Filter the entries below, keeping only lines with the word "rajta".

#### Input ####

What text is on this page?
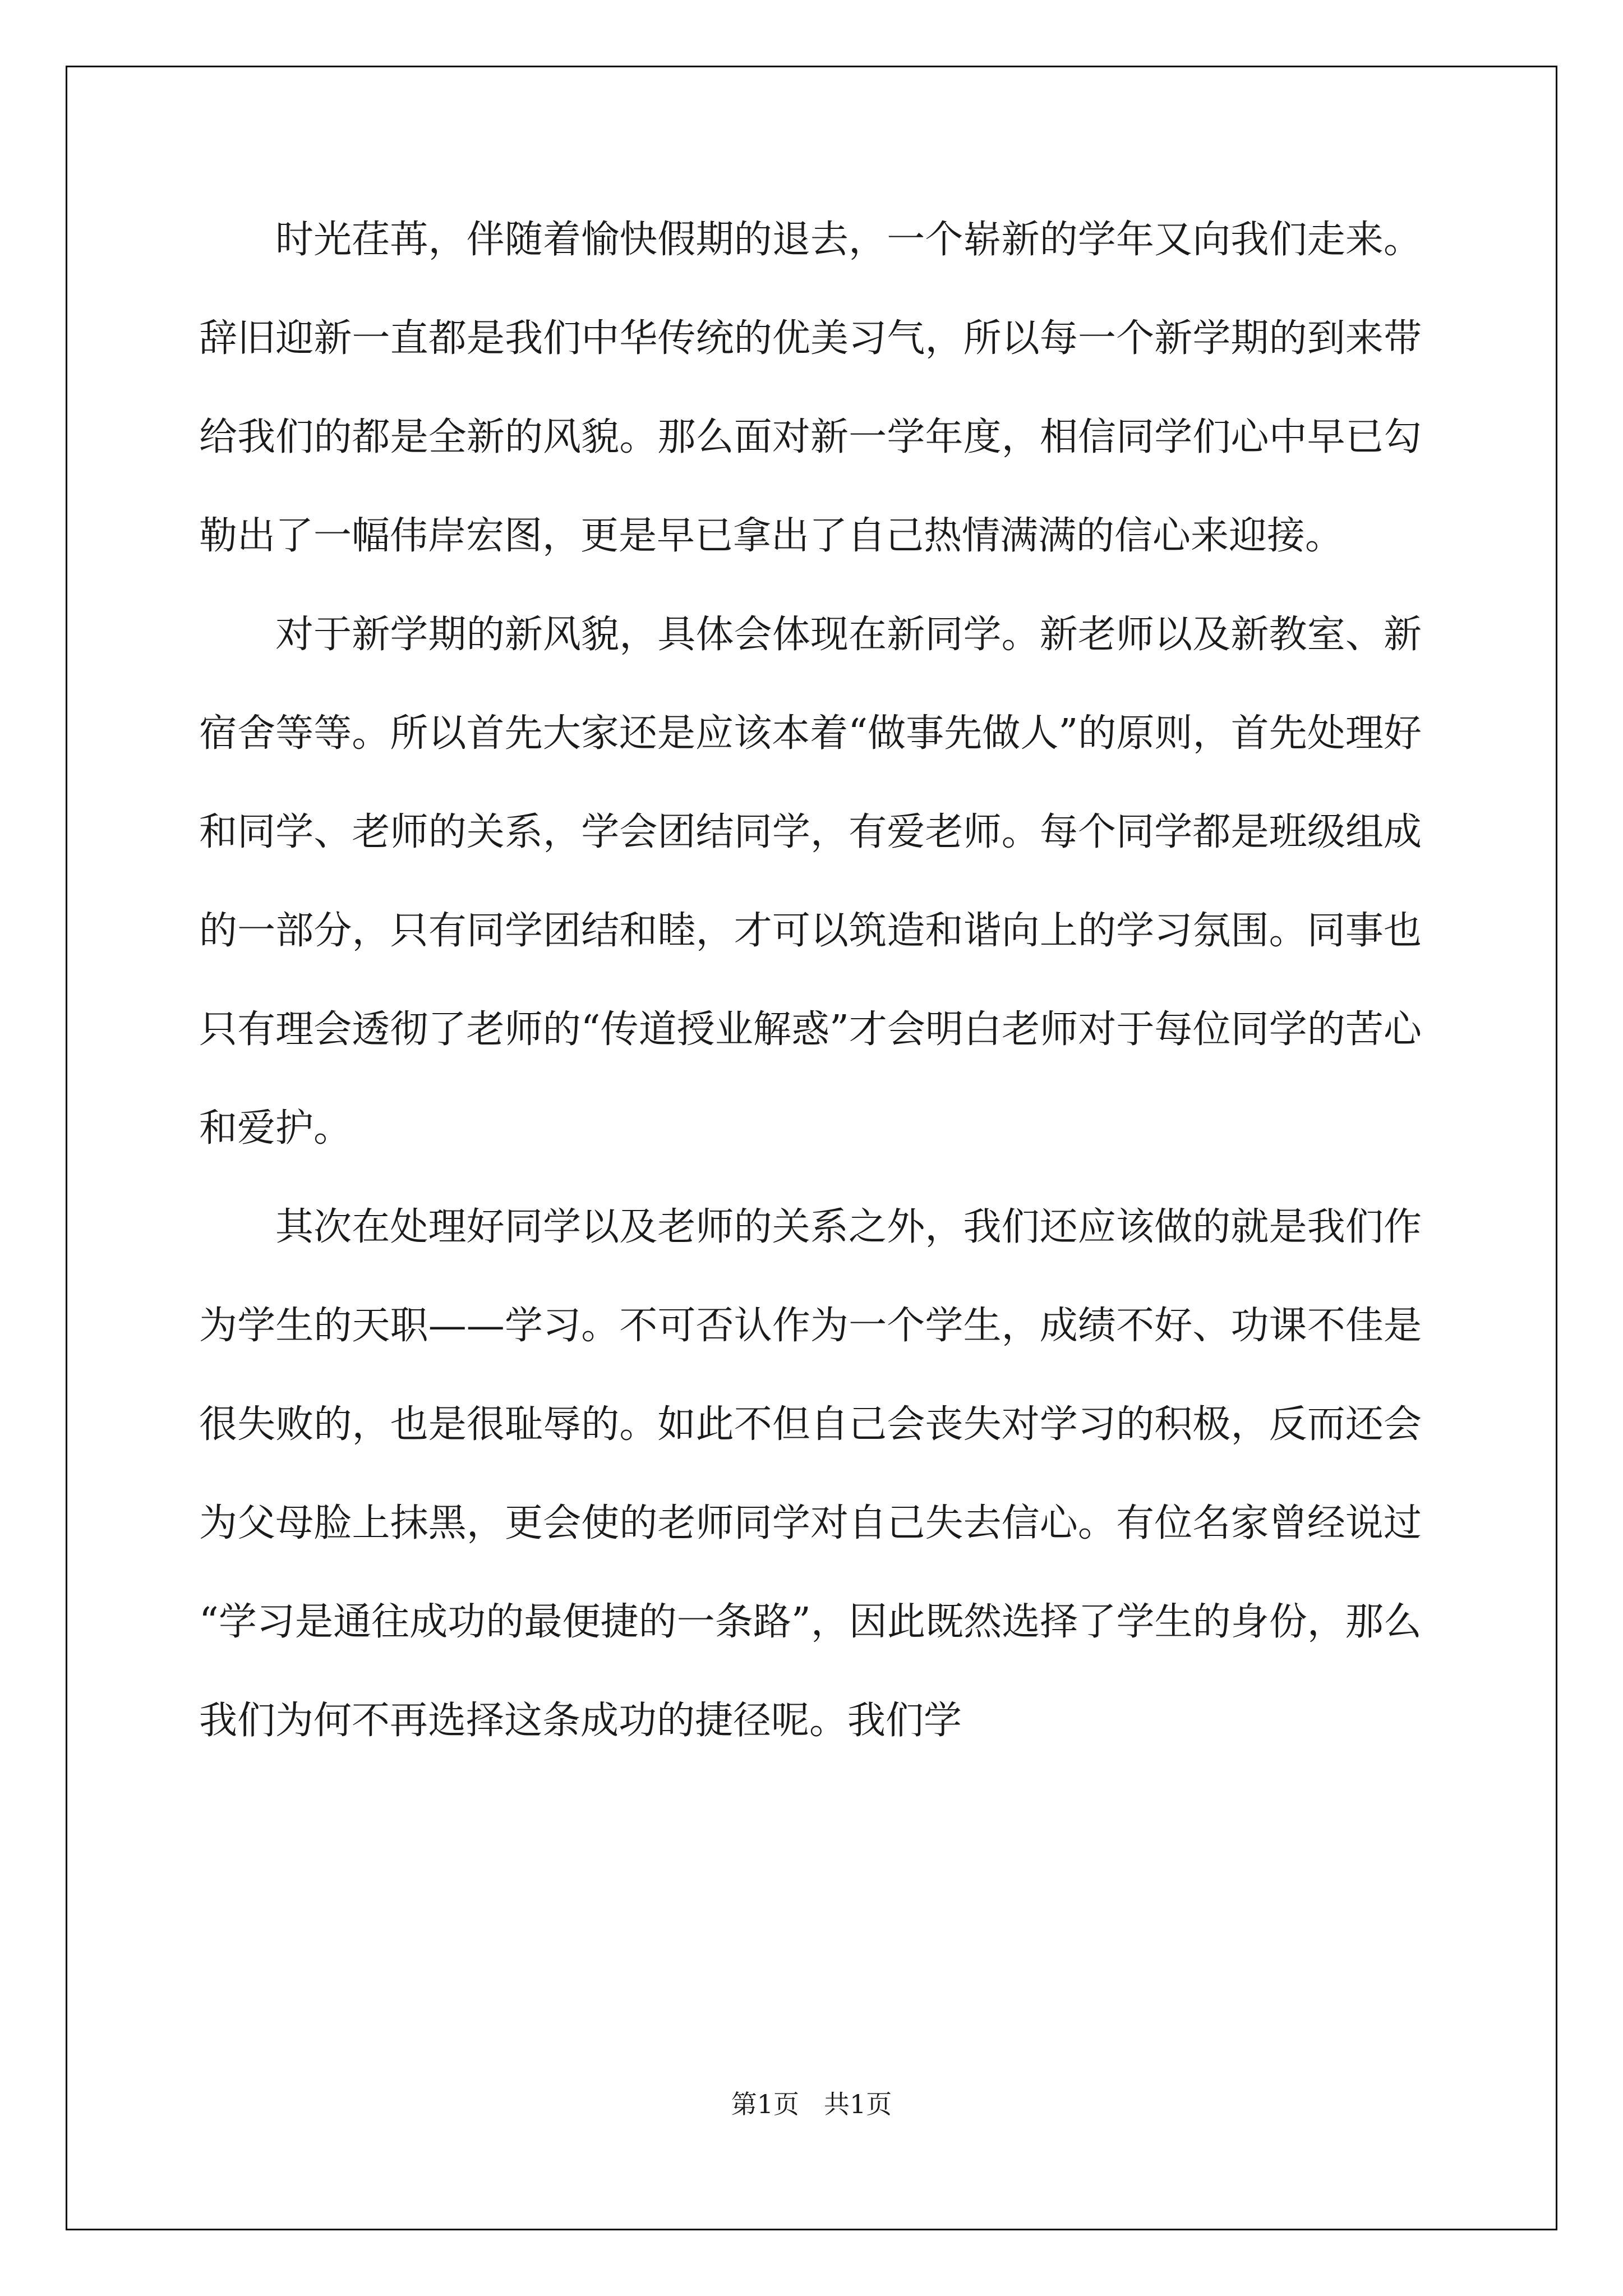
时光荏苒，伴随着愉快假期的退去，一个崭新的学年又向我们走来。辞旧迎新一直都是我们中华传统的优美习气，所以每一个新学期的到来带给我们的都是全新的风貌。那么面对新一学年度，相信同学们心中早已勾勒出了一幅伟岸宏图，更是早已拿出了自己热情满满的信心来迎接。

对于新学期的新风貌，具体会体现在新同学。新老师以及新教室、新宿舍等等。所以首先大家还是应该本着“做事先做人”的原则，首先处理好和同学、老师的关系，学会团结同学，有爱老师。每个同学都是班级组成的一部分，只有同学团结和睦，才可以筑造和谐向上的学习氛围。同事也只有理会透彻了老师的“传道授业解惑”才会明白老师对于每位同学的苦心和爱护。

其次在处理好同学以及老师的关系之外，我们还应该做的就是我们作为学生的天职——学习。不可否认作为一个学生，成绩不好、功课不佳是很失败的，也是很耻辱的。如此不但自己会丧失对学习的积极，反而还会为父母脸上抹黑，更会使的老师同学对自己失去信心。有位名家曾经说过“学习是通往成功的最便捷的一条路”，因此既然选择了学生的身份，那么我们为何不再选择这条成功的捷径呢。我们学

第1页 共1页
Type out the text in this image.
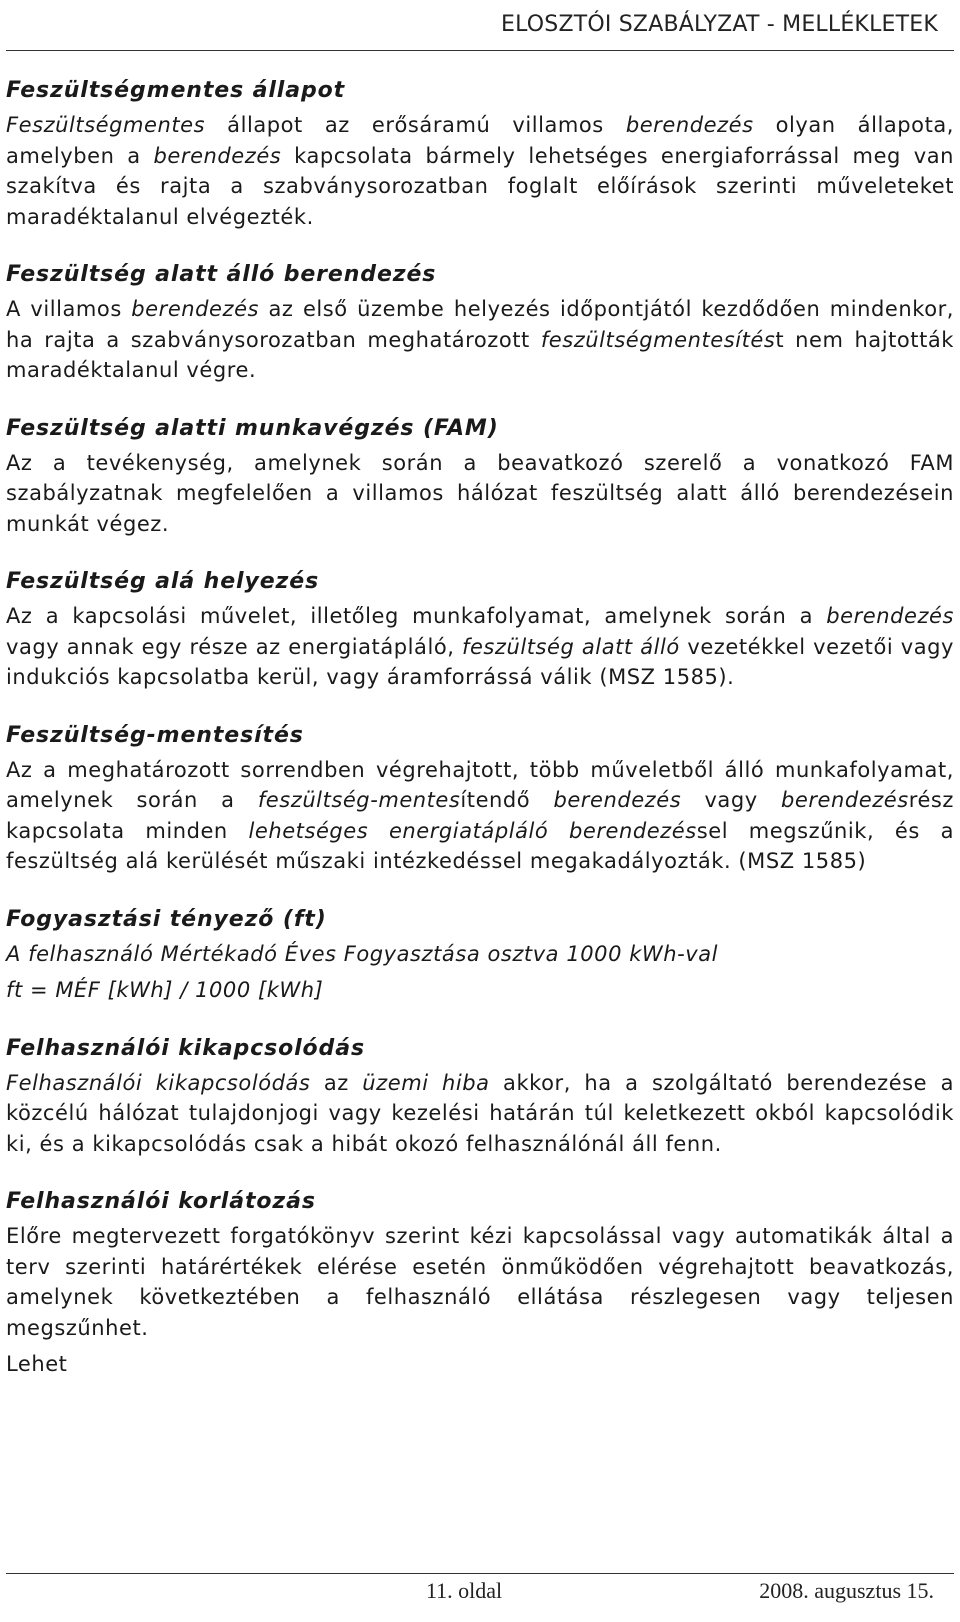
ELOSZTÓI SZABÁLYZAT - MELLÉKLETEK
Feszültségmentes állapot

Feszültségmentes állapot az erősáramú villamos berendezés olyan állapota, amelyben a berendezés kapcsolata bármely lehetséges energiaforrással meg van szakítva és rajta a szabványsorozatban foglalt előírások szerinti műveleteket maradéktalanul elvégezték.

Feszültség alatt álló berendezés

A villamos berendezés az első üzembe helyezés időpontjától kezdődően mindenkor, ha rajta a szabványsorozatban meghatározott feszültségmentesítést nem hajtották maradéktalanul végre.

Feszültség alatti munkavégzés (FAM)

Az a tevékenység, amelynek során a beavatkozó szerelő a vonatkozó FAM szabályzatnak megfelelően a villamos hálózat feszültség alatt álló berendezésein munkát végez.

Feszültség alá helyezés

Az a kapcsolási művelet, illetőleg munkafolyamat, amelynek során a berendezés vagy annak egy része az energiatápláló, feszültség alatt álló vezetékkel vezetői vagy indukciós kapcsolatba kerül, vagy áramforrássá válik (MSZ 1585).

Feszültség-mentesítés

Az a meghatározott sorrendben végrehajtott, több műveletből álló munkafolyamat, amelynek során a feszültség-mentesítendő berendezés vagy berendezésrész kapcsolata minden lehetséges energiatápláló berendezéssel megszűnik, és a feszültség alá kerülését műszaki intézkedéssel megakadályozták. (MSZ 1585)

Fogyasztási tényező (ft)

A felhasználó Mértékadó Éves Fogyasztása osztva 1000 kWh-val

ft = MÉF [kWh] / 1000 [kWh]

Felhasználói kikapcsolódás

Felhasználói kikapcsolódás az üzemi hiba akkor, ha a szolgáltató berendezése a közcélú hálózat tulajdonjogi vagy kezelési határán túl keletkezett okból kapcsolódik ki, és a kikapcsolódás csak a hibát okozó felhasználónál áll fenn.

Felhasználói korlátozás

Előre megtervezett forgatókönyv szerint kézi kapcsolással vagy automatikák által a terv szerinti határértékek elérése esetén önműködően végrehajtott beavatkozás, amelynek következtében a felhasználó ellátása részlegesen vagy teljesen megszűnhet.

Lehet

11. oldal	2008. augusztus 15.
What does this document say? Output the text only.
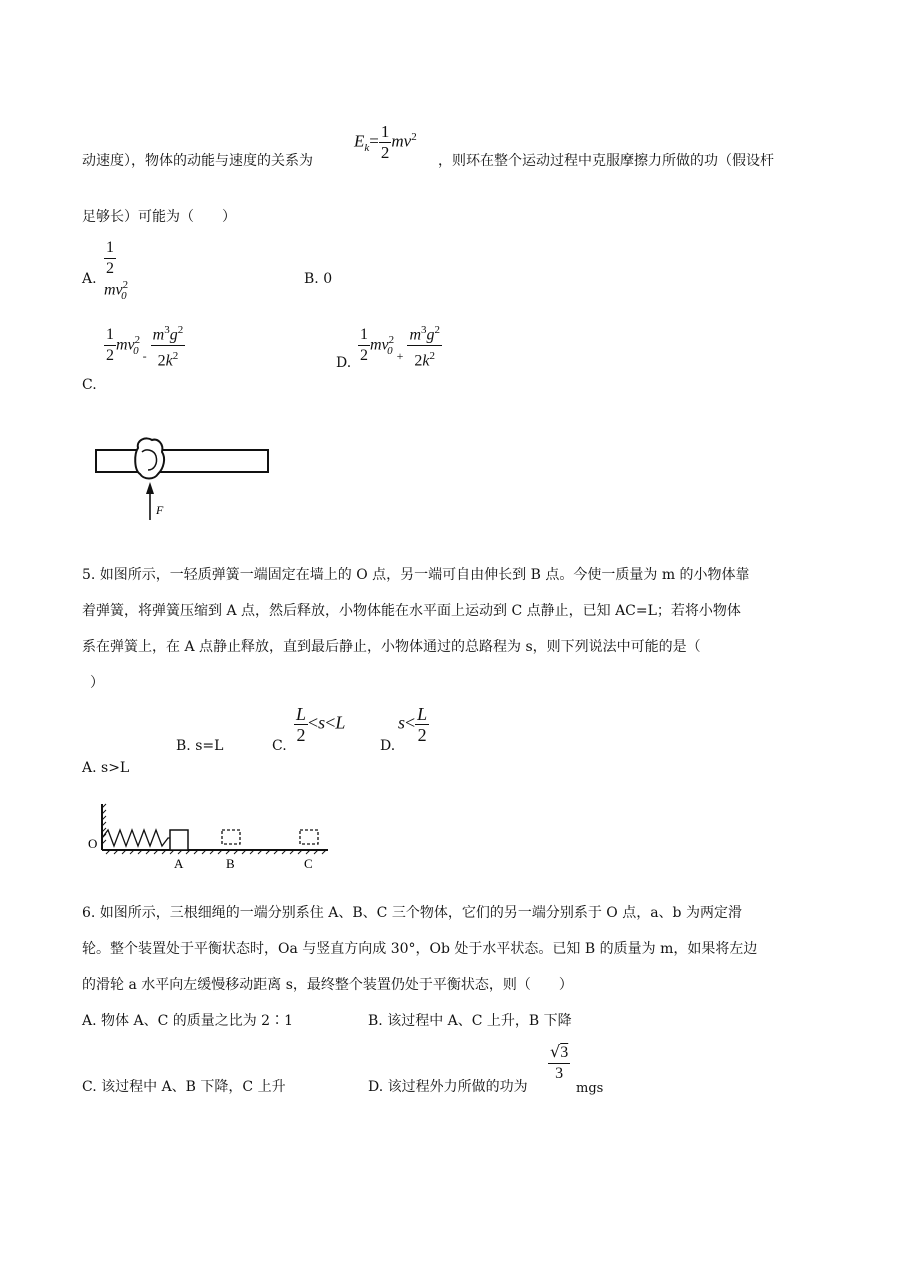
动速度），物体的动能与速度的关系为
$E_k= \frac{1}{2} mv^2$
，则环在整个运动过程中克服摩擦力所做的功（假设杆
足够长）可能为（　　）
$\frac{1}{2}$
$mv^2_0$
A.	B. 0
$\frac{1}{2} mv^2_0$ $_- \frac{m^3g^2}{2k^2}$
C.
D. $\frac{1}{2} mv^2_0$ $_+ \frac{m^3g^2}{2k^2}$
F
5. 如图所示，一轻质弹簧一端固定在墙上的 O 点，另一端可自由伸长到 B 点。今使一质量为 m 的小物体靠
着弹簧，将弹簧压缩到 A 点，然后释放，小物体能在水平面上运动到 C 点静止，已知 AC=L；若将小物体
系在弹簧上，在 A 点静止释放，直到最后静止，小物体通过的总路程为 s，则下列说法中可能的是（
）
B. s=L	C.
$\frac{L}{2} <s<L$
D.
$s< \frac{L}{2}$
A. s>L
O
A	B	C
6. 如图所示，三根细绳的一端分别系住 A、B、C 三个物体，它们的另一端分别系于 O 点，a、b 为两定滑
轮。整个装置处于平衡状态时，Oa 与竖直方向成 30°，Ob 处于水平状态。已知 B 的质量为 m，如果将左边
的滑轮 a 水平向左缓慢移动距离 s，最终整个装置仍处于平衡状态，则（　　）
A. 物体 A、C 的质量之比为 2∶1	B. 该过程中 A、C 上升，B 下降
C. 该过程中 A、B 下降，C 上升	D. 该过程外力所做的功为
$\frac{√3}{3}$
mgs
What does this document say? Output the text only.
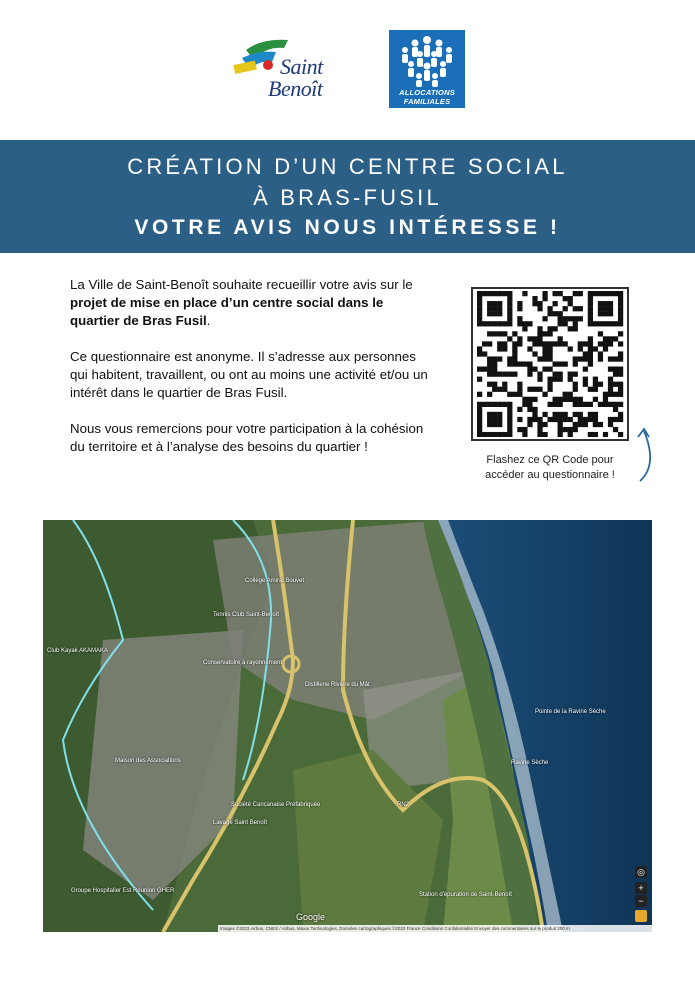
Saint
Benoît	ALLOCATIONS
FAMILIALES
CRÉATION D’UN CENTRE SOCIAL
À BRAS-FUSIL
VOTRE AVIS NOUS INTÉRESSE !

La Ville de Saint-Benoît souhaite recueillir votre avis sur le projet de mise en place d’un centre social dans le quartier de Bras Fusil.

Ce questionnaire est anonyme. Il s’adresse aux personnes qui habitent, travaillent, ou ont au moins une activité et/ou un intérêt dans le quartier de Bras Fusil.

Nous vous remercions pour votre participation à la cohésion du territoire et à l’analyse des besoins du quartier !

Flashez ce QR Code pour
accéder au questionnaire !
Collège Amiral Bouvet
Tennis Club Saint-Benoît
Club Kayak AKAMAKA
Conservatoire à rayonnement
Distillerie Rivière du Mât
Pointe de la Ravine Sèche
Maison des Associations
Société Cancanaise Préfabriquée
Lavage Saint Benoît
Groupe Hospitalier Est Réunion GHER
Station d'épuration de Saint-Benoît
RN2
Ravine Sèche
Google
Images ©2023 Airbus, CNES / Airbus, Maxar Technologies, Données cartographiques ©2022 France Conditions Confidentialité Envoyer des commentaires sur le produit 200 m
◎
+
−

####

## Expected answer
Feszültségmentes állapot az erősáramú villamos berendezés olyan állapota, amelyben a berendezés kapcsolata bármely lehetséges energiaforrással meg van szakítva és rajta a szabványsorozatban foglalt előírások szerinti műveleteket maradéktalanul elvégezték.
A villamos berendezés az első üzembe helyezés időpontjától kezdődően mindenkor, ha rajta a szabványsorozatban meghatározott feszültségmentesítést nem hajtották maradéktalanul végre.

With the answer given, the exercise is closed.